**Records from a collection:**
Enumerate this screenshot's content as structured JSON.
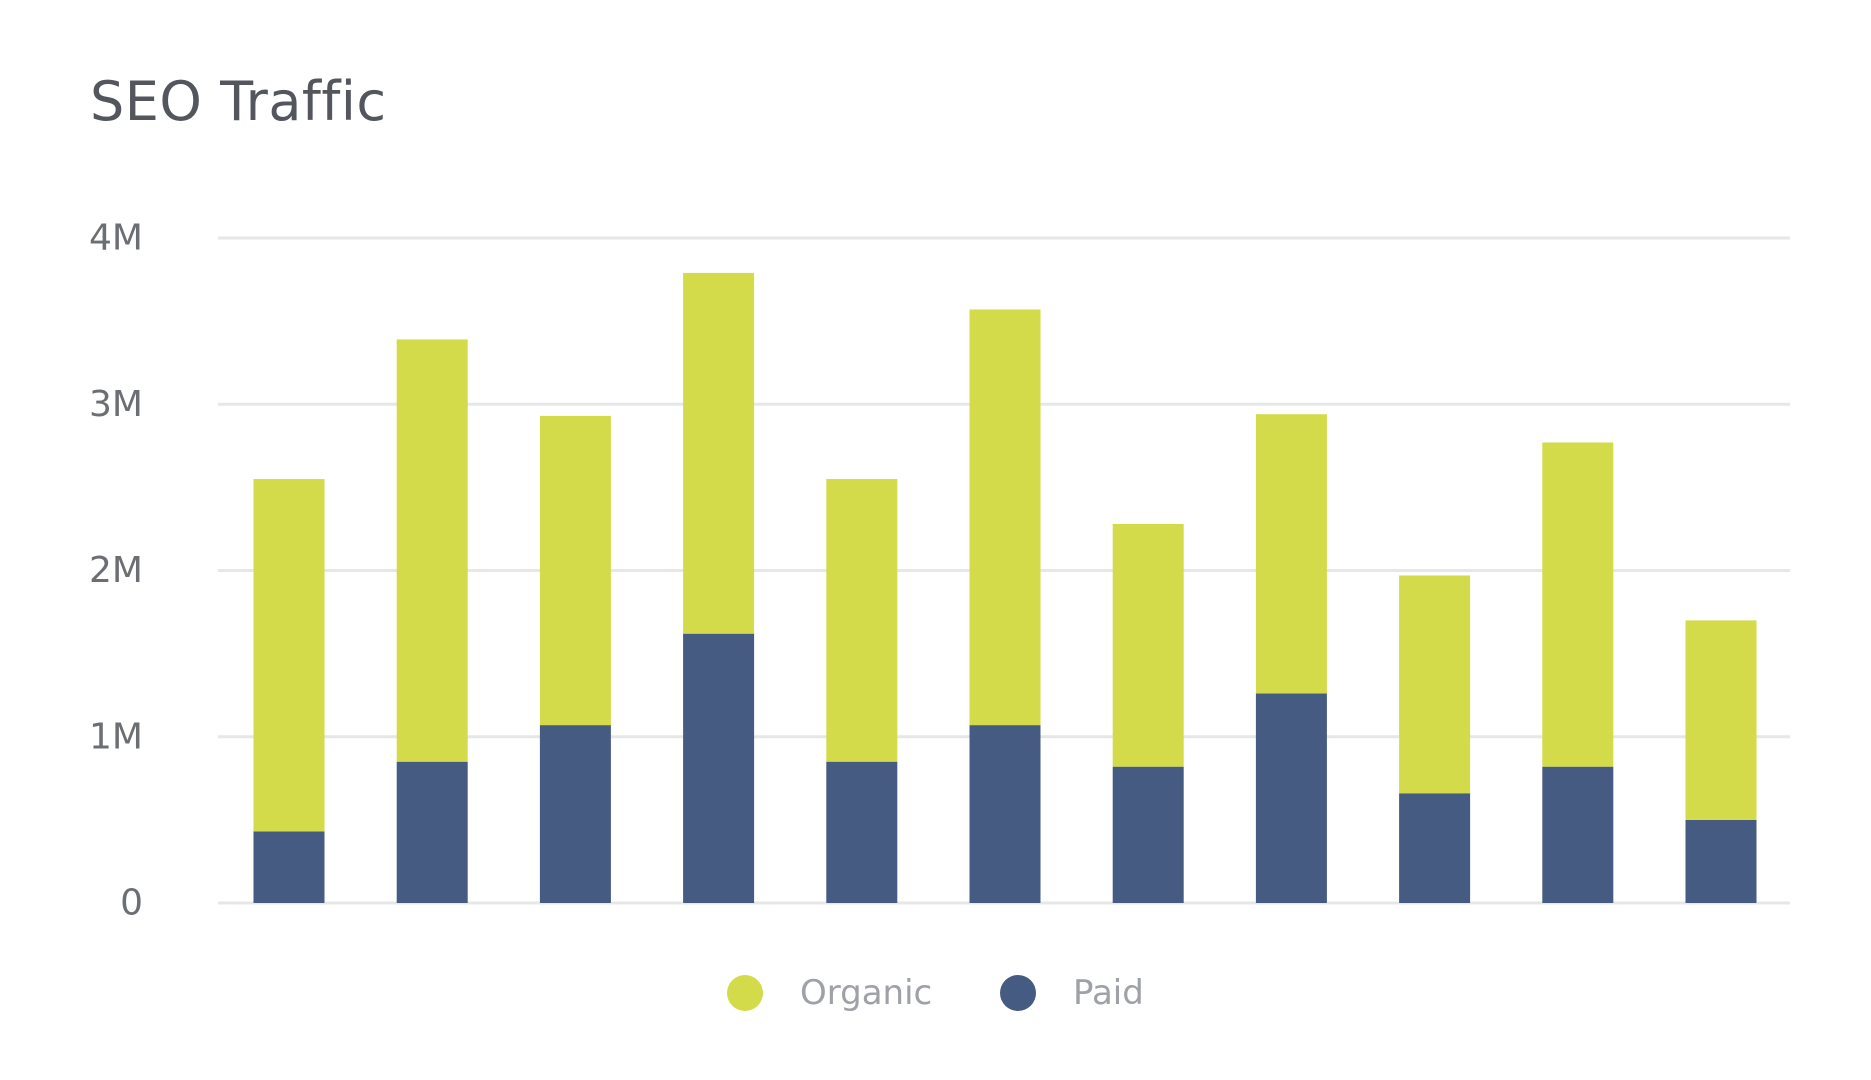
{
  "chart_data": {
    "type": "bar",
    "stacked": true,
    "title": "SEO Traffic",
    "xlabel": "",
    "ylabel": "",
    "categories": [
      "",
      "",
      "",
      "",
      "",
      "",
      "",
      "",
      "",
      "",
      ""
    ],
    "series": [
      {
        "name": "Paid",
        "color": "#465b82",
        "values": [
          0.43,
          0.85,
          1.07,
          1.62,
          0.85,
          1.07,
          0.82,
          1.26,
          0.66,
          0.82,
          0.5
        ]
      },
      {
        "name": "Organic",
        "color": "#d3db4a",
        "values": [
          2.12,
          2.54,
          1.86,
          2.17,
          1.7,
          2.5,
          1.46,
          1.68,
          1.31,
          1.95,
          1.2
        ]
      }
    ],
    "ylim": [
      0,
      4000000
    ],
    "yticks": [
      {
        "value": 0,
        "label": "0"
      },
      {
        "value": 1000000,
        "label": "1M"
      },
      {
        "value": 2000000,
        "label": "2M"
      },
      {
        "value": 3000000,
        "label": "3M"
      },
      {
        "value": 4000000,
        "label": "4M"
      }
    ],
    "value_scale": 1000000,
    "grid": true,
    "grid_color": "#e6e7e9",
    "legend_position": "bottom-center",
    "legend_order": [
      "Organic",
      "Paid"
    ]
  }
}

**STATED PROBLEM:** Every record above should be transcribed exactly; the pictures stay out of the copy.

**EXERCISE SOLUTION:**
Enumerate this screenshot's content as structured JSON.
{
  "chart_data": {
    "type": "bar",
    "stacked": true,
    "title": "SEO Traffic",
    "xlabel": "",
    "ylabel": "",
    "categories": [
      "",
      "",
      "",
      "",
      "",
      "",
      "",
      "",
      "",
      "",
      ""
    ],
    "series": [
      {
        "name": "Paid",
        "color": "#465b82",
        "values": [
          0.43,
          0.85,
          1.07,
          1.62,
          0.85,
          1.07,
          0.82,
          1.26,
          0.66,
          0.82,
          0.5
        ]
      },
      {
        "name": "Organic",
        "color": "#d3db4a",
        "values": [
          2.12,
          2.54,
          1.86,
          2.17,
          1.7,
          2.5,
          1.46,
          1.68,
          1.31,
          1.95,
          1.2
        ]
      }
    ],
    "ylim": [
      0,
      4000000
    ],
    "yticks": [
      {
        "value": 0,
        "label": "0"
      },
      {
        "value": 1000000,
        "label": "1M"
      },
      {
        "value": 2000000,
        "label": "2M"
      },
      {
        "value": 3000000,
        "label": "3M"
      },
      {
        "value": 4000000,
        "label": "4M"
      }
    ],
    "value_scale": 1000000,
    "grid": true,
    "grid_color": "#e6e7e9",
    "legend_position": "bottom-center",
    "legend_order": [
      "Organic",
      "Paid"
    ]
  }
}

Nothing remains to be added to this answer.